● STATED GOAL
Check each line of the listing for the word "time" and report how many lines contain it, giving nothing but the number.

● DATA SHOWN
— Start —

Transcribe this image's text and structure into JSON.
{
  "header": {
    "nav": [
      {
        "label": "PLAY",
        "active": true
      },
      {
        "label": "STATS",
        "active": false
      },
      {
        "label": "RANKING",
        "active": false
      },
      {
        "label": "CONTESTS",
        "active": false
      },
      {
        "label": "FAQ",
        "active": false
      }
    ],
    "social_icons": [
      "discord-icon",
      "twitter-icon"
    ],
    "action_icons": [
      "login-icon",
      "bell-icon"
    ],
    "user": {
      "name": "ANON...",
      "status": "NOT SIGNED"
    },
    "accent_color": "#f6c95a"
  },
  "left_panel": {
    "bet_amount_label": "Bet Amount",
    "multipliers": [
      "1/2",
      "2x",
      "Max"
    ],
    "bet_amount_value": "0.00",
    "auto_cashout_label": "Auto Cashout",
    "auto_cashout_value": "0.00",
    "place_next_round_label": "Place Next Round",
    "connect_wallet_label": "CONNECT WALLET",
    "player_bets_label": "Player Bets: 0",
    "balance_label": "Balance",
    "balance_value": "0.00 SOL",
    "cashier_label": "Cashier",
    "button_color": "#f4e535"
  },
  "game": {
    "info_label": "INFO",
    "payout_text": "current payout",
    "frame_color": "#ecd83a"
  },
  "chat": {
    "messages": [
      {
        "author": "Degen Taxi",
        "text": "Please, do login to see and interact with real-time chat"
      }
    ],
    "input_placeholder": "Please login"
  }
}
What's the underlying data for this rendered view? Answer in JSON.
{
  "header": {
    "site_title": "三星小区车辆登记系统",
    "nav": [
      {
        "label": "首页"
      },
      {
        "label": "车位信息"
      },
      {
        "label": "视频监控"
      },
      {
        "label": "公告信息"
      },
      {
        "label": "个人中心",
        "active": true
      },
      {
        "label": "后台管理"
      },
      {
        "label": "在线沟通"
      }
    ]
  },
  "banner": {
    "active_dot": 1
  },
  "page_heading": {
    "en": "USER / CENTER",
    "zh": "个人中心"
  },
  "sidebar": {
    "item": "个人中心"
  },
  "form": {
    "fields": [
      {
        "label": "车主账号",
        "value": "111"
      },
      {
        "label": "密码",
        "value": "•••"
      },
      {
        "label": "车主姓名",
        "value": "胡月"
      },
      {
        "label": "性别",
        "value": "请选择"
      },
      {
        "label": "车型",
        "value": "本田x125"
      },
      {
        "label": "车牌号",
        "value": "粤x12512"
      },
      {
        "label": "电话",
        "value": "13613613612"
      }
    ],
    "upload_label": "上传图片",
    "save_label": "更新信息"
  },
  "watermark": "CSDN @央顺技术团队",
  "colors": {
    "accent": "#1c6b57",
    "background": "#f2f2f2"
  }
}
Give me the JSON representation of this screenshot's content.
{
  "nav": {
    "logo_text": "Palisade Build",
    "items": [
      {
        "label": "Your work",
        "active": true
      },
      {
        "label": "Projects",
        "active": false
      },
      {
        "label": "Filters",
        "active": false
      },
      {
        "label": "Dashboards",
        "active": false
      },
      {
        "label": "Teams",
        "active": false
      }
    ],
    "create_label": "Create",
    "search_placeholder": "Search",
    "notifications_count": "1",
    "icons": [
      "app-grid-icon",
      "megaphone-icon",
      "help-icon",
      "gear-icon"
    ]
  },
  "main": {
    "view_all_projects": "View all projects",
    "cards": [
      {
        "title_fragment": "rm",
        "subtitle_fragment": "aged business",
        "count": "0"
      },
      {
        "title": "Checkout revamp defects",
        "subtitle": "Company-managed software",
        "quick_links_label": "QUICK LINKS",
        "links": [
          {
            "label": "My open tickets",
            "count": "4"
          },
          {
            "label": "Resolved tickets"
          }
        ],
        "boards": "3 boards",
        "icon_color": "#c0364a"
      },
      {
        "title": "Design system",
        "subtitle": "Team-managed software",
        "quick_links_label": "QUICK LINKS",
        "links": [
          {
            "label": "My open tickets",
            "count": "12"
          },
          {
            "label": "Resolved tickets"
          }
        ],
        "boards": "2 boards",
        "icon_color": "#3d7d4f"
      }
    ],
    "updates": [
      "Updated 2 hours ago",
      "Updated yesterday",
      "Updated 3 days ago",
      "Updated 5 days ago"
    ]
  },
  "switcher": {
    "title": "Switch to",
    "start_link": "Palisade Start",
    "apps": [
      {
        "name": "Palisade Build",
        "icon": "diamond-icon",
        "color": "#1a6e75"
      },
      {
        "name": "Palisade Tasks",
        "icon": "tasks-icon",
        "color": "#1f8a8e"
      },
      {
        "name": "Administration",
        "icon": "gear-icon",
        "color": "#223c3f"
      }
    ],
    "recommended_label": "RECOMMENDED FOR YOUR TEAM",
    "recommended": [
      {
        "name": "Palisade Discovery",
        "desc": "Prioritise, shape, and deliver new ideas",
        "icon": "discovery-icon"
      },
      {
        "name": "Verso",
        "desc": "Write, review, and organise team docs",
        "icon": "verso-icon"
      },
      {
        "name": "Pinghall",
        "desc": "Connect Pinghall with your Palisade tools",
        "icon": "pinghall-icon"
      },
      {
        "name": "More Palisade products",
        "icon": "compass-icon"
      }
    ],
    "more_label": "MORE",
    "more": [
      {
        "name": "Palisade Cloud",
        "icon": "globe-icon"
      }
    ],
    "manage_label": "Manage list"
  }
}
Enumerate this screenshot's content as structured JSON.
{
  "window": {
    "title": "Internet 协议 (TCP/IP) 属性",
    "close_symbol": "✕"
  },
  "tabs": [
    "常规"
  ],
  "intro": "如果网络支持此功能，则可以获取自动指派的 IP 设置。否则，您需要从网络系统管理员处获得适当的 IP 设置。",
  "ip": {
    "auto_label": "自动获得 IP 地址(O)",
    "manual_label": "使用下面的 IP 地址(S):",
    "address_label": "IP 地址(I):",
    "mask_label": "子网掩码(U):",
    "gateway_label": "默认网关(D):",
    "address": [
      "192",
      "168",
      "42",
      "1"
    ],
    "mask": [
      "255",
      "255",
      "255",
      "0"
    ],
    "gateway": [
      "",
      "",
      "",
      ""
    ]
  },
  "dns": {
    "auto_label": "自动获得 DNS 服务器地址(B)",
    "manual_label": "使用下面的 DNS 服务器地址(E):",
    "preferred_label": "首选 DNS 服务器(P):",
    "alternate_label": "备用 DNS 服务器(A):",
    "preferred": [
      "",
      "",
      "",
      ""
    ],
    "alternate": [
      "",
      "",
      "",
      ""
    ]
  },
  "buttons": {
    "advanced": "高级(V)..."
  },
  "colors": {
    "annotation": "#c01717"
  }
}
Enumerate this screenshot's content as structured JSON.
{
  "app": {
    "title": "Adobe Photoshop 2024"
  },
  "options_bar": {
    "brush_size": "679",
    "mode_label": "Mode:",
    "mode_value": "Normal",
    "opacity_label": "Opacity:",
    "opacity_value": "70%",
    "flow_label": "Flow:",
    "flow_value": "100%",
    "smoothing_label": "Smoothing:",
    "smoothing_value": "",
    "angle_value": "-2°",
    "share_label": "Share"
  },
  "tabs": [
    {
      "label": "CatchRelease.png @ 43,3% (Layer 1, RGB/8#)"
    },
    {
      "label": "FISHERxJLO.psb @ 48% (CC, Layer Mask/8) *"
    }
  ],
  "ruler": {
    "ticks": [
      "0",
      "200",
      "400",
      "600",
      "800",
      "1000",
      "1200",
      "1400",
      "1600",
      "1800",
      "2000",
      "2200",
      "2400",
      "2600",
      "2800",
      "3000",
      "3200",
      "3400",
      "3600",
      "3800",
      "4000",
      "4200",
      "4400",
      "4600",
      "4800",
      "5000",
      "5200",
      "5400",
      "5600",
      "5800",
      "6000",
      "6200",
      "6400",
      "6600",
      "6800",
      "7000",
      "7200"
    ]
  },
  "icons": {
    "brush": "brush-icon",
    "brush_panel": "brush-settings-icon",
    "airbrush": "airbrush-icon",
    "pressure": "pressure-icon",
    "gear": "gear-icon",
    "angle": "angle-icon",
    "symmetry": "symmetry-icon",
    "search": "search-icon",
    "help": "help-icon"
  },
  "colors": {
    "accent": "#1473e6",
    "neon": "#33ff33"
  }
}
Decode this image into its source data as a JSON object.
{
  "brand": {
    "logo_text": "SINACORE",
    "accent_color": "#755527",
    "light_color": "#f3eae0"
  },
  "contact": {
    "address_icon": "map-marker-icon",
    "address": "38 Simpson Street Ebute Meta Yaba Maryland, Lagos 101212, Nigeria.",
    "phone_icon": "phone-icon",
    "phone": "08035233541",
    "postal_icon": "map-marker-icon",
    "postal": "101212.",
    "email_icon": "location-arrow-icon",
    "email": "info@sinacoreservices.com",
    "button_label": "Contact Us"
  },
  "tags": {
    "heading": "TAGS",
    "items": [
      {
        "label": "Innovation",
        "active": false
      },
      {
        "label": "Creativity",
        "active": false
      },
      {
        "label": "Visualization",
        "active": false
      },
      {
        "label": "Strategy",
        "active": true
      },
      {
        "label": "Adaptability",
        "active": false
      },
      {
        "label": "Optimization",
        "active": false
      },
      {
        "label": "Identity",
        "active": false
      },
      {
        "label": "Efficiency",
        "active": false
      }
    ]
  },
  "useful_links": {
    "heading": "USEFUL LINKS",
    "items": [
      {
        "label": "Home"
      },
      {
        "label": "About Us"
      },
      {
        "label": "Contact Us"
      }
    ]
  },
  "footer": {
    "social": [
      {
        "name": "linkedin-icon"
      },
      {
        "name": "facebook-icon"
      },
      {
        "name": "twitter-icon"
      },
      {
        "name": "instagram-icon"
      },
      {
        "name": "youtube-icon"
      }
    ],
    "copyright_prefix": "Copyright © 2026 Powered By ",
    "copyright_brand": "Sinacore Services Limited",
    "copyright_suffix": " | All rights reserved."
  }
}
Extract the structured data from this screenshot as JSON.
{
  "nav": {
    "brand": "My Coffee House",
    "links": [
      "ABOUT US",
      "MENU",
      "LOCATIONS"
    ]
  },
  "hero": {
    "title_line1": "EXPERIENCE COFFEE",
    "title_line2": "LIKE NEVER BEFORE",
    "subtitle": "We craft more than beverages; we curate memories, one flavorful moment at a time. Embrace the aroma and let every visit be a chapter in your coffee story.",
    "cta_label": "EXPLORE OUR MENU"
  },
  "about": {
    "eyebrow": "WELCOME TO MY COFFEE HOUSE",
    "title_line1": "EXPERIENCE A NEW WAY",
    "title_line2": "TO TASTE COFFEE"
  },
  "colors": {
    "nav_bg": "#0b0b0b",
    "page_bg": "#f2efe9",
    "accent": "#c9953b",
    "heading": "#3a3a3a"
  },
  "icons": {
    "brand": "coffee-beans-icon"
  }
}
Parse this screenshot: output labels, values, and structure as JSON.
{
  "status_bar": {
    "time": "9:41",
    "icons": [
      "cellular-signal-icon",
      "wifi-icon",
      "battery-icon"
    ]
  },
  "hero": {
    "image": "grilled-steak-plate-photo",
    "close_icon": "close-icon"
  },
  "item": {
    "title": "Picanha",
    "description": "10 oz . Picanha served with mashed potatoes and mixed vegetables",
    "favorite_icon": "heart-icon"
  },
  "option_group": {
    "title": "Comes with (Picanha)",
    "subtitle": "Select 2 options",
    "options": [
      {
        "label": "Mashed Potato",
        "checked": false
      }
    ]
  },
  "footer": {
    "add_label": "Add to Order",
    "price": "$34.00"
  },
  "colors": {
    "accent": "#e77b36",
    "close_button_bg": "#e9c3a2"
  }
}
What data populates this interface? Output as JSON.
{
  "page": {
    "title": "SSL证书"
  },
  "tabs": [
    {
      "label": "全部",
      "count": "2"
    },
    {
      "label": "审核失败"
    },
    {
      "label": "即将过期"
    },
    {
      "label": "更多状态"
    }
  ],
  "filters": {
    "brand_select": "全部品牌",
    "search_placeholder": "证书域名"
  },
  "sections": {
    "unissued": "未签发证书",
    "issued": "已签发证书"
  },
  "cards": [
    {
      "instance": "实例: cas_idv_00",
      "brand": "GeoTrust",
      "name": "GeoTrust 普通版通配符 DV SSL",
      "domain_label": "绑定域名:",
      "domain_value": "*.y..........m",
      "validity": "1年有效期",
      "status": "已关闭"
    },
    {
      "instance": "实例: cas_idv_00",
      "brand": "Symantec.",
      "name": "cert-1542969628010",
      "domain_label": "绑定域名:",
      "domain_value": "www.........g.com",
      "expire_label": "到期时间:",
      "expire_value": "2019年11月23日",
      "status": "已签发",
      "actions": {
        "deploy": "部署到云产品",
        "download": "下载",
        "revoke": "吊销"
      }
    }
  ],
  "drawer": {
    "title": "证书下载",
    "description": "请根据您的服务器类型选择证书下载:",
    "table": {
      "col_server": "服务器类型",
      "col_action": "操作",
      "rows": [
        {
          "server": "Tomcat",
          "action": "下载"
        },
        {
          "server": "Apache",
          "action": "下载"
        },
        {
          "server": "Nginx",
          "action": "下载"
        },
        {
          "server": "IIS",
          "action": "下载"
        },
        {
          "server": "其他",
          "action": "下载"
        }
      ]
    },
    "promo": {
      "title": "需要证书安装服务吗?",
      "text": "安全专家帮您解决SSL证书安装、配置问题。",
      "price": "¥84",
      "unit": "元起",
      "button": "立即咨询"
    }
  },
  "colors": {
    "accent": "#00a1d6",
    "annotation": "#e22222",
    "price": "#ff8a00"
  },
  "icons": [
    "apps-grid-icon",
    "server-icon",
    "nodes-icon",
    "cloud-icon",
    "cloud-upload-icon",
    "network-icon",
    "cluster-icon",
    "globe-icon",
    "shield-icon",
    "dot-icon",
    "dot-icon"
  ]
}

— End —

● SOLUTION TO THIS TASK
3